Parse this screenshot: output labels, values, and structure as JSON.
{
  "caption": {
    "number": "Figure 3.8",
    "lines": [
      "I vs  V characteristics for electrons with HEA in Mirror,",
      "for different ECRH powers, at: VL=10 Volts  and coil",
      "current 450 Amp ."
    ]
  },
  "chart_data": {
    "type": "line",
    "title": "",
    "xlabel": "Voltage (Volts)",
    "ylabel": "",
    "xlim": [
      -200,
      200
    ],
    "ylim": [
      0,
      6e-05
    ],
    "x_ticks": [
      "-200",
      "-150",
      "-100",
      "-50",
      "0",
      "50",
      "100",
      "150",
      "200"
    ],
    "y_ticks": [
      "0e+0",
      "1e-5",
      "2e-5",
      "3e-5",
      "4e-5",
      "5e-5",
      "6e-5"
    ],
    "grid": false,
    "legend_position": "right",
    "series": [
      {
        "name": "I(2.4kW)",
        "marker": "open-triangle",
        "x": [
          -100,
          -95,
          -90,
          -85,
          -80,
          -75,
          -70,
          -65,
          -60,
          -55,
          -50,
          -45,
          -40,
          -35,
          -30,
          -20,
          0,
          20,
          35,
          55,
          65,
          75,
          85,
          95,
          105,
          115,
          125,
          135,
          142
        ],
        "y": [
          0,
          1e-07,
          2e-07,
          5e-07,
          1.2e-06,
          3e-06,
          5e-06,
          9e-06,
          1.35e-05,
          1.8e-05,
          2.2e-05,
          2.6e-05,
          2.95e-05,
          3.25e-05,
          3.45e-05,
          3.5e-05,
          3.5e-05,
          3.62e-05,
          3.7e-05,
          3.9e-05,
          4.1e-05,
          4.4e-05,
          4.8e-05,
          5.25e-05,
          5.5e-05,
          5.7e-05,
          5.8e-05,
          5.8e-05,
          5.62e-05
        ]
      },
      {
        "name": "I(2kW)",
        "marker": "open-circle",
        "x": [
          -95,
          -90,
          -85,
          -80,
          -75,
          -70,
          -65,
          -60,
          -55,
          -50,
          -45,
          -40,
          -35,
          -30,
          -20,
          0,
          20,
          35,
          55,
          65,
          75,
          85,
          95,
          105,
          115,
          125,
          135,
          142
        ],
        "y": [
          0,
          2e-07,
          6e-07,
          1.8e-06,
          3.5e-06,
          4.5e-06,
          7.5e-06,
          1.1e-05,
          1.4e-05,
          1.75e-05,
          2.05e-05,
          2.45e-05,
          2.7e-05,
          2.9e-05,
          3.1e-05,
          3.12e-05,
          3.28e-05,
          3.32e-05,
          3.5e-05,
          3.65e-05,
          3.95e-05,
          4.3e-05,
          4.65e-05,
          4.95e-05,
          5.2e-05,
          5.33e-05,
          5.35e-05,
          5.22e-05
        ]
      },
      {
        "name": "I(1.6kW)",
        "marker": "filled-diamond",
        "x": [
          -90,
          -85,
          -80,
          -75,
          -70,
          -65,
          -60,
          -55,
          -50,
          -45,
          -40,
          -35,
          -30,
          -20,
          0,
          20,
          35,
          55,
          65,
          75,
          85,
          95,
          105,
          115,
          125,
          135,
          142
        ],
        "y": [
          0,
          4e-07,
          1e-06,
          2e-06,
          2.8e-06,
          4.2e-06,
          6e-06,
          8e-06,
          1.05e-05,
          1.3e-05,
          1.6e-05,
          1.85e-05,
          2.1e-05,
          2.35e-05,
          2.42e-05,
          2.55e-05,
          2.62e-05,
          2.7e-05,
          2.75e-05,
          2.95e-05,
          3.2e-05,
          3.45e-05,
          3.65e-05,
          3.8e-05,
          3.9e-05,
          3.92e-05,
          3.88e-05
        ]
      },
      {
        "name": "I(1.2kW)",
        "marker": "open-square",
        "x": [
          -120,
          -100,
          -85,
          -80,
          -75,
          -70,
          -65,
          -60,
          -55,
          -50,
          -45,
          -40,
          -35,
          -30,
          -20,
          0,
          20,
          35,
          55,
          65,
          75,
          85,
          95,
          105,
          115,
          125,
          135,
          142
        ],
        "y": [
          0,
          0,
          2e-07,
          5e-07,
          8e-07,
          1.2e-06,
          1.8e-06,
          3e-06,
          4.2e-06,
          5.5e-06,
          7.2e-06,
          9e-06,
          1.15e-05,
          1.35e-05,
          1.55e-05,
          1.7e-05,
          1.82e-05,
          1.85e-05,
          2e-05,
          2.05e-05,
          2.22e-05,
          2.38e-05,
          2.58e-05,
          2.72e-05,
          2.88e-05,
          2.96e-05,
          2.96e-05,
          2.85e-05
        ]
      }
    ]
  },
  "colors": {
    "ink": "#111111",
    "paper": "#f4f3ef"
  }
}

What you are asked to do ->
Tally up the lines in the records that contain the word "Volts" and give only the total.

The output ->
2